» WORK TO BE COMPLETED
Please report every line from the material that contains the word "ĐỊNH".

◆ ◆ ◆ ◆

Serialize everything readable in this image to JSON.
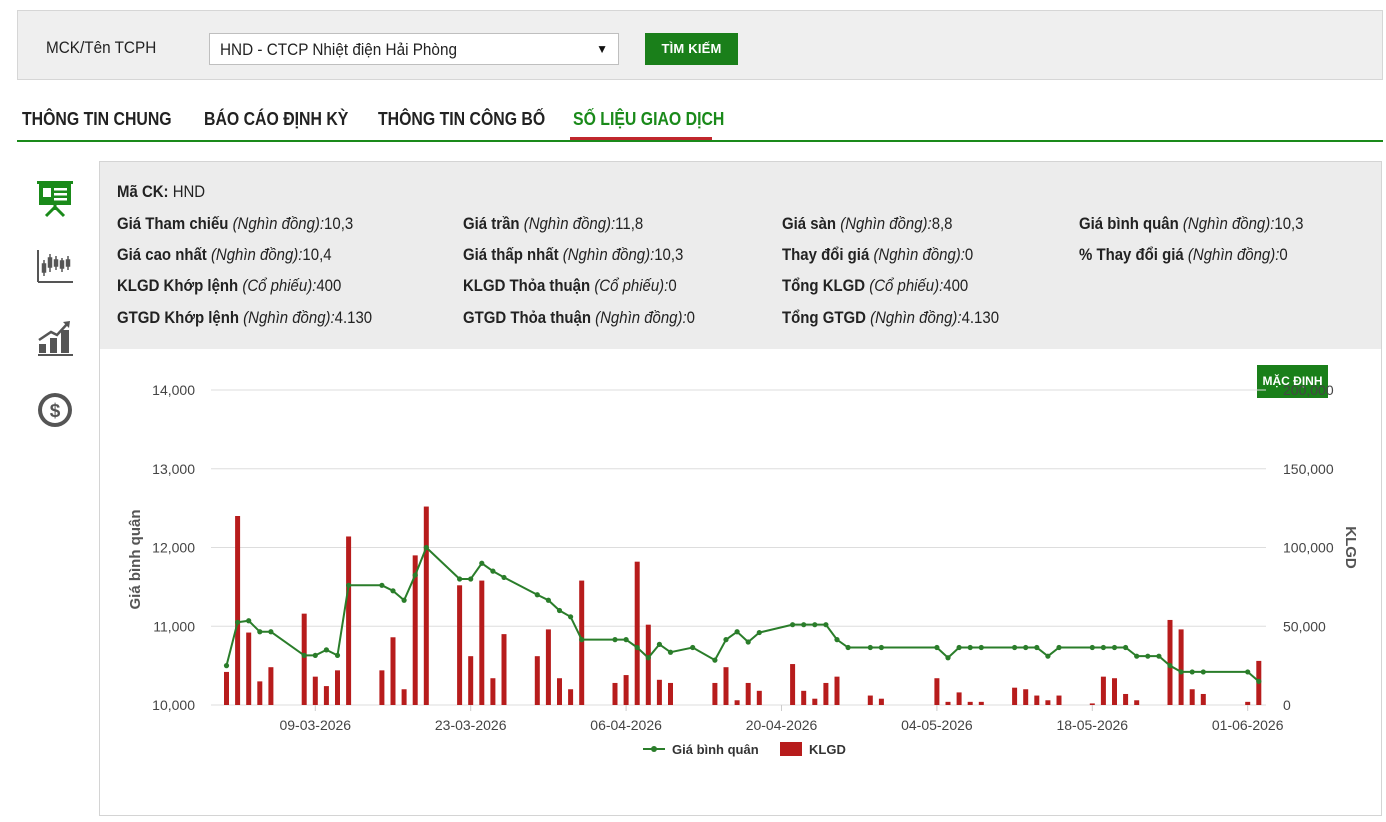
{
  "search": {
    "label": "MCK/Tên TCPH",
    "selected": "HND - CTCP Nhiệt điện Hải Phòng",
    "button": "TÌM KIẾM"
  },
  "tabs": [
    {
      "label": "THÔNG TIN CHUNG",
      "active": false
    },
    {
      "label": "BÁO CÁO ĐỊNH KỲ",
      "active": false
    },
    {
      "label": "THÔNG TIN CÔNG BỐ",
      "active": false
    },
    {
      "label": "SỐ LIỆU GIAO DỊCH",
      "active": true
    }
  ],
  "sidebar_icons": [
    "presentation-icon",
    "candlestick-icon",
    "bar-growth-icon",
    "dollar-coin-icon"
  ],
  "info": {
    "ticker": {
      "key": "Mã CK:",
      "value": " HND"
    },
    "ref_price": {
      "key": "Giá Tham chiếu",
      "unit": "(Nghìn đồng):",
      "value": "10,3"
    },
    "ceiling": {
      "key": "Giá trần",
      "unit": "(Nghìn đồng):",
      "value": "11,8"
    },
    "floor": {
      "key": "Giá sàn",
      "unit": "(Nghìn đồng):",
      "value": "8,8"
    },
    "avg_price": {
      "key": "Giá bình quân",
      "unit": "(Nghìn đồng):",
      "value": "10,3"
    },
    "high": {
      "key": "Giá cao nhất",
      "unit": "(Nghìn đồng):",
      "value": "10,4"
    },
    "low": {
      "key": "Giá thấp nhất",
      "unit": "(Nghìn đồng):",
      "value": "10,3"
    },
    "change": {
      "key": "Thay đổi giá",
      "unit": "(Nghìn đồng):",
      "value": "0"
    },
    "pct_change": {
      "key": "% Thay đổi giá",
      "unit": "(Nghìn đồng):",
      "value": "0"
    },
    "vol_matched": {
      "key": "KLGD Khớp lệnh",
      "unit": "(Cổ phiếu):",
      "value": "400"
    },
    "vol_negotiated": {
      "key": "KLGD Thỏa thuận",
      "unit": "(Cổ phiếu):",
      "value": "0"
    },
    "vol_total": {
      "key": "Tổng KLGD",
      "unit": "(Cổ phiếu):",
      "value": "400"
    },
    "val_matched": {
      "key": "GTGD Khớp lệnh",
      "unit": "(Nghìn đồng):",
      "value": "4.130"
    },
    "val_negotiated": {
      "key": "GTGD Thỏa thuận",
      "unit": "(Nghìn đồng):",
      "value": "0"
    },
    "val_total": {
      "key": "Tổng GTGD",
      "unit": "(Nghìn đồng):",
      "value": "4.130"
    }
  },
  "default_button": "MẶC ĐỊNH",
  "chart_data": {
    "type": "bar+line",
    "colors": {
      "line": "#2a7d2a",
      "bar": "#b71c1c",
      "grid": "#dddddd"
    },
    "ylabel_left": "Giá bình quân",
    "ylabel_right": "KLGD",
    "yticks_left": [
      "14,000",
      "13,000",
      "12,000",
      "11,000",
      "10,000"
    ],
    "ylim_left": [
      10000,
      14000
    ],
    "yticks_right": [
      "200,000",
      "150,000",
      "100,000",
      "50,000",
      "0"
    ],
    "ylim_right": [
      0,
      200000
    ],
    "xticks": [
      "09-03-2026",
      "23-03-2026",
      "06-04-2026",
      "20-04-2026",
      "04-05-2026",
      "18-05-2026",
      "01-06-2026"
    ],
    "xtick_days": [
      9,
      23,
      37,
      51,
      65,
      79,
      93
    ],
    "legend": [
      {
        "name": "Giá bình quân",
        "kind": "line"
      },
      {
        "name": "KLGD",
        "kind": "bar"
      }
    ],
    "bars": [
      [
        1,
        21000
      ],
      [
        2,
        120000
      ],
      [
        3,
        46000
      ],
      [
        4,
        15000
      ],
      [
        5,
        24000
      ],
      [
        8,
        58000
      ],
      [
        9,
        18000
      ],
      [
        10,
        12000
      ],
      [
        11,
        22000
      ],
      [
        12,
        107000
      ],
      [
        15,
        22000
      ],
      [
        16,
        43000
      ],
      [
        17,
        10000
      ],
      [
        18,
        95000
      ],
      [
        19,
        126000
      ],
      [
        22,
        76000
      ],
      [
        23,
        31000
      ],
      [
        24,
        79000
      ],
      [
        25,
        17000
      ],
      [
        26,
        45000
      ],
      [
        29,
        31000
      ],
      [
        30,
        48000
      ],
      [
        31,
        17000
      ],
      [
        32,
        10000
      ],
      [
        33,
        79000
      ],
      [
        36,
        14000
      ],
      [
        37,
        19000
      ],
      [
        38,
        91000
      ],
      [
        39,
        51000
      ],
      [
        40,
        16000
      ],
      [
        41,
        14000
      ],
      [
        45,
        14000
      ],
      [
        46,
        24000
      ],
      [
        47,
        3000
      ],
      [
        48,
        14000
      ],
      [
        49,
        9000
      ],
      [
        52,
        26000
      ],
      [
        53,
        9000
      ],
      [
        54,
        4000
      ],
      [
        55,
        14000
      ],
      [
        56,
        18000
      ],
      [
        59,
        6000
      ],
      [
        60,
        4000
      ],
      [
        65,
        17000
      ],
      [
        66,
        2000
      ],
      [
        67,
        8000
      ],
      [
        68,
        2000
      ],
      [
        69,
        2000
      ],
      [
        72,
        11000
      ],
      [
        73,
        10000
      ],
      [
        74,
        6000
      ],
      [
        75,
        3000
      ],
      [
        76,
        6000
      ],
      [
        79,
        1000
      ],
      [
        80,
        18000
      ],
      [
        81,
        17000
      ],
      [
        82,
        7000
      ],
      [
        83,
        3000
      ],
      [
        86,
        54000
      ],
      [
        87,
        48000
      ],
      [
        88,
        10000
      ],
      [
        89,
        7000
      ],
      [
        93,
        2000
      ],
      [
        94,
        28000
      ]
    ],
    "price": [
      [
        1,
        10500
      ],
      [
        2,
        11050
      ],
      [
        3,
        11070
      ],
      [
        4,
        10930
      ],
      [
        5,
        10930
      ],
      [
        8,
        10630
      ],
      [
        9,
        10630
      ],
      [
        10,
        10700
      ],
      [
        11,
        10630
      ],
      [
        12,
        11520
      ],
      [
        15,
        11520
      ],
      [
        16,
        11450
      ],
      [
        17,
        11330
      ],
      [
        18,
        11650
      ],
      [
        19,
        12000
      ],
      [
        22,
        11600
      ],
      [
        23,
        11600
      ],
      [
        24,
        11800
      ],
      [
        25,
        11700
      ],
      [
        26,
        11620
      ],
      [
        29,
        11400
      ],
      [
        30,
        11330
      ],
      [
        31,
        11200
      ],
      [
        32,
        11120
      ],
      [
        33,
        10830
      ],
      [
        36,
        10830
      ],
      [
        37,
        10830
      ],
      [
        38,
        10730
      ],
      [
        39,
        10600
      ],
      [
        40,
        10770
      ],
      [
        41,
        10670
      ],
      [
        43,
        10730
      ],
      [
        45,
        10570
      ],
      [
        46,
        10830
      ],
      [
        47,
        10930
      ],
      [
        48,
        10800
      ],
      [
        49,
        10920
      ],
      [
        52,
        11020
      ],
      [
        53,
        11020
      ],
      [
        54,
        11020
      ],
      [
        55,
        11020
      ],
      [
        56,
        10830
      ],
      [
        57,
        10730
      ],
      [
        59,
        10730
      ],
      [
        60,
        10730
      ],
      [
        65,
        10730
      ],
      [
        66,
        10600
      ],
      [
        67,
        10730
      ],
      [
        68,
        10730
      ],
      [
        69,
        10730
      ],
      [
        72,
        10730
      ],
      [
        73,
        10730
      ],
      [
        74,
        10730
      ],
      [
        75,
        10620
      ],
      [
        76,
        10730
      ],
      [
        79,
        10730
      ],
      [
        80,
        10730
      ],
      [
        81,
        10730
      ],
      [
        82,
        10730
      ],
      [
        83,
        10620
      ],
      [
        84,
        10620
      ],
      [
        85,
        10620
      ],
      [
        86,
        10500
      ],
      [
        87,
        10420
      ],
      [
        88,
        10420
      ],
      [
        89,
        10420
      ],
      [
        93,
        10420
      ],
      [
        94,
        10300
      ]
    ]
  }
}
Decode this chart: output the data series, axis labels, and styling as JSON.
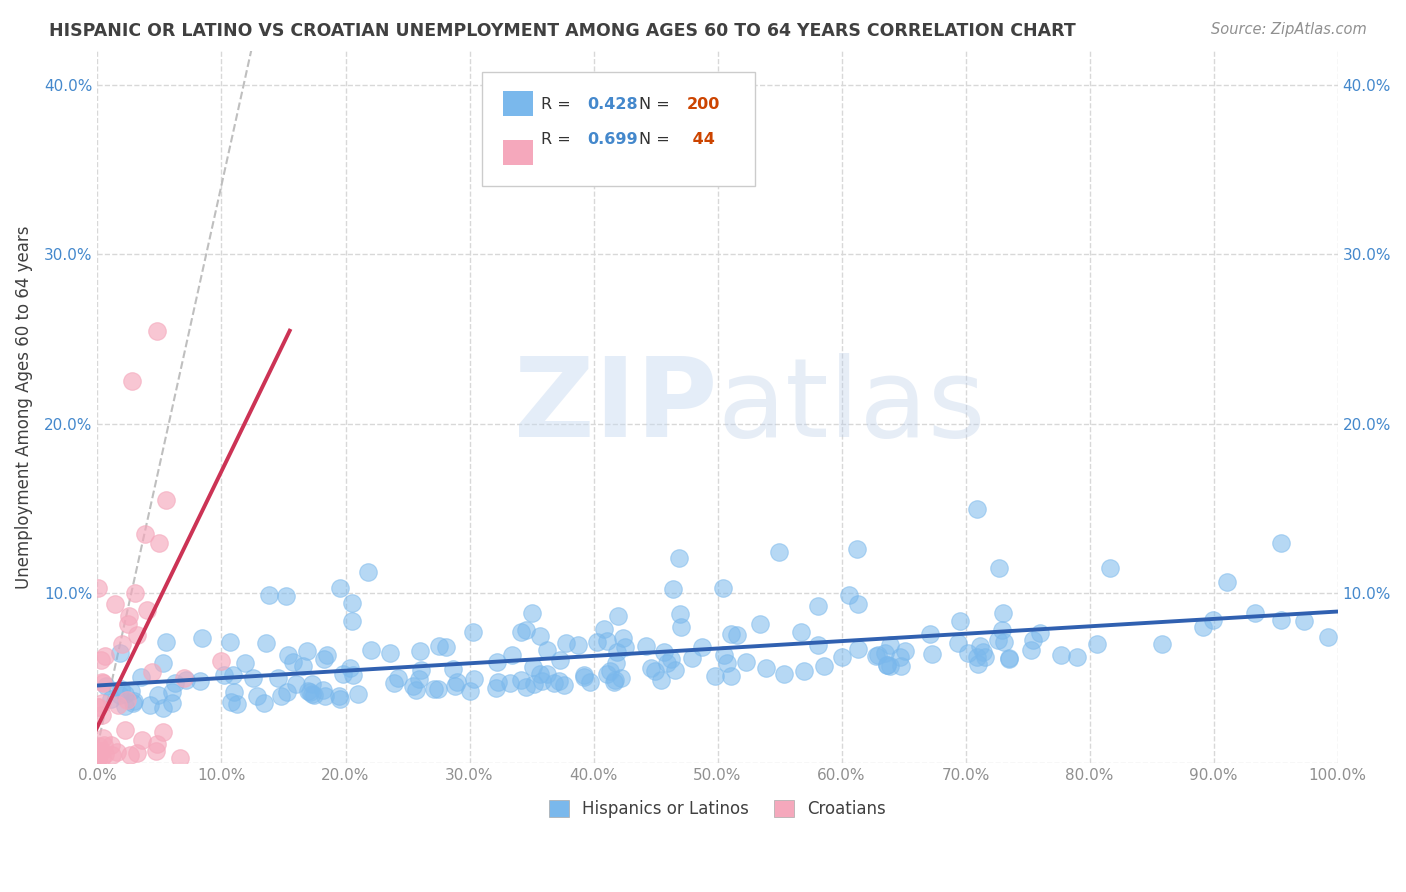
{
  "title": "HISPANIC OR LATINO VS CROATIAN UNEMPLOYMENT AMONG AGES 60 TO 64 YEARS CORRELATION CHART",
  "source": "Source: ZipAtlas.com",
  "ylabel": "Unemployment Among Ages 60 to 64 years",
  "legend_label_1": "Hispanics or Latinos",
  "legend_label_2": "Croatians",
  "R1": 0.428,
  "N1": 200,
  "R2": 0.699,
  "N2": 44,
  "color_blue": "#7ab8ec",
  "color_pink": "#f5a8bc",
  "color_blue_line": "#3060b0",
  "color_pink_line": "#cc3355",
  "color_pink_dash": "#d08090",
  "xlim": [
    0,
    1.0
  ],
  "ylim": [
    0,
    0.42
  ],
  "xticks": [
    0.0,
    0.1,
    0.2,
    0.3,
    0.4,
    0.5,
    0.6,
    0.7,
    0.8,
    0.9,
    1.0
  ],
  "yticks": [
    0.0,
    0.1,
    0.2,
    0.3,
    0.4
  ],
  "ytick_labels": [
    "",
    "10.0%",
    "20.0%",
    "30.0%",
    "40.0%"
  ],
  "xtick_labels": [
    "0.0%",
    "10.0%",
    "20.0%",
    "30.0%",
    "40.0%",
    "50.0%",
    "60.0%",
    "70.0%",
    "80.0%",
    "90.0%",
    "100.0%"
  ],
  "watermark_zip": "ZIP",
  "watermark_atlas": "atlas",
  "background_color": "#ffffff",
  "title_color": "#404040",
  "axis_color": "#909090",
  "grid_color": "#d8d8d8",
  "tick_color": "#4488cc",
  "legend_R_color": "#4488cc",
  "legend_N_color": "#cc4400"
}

◆ ◆ ◆ ◆

» ANSWER
      "label": "BÁO CÁO ĐỊNH KỲ",
  "default_button": "MẶC ĐỊNH",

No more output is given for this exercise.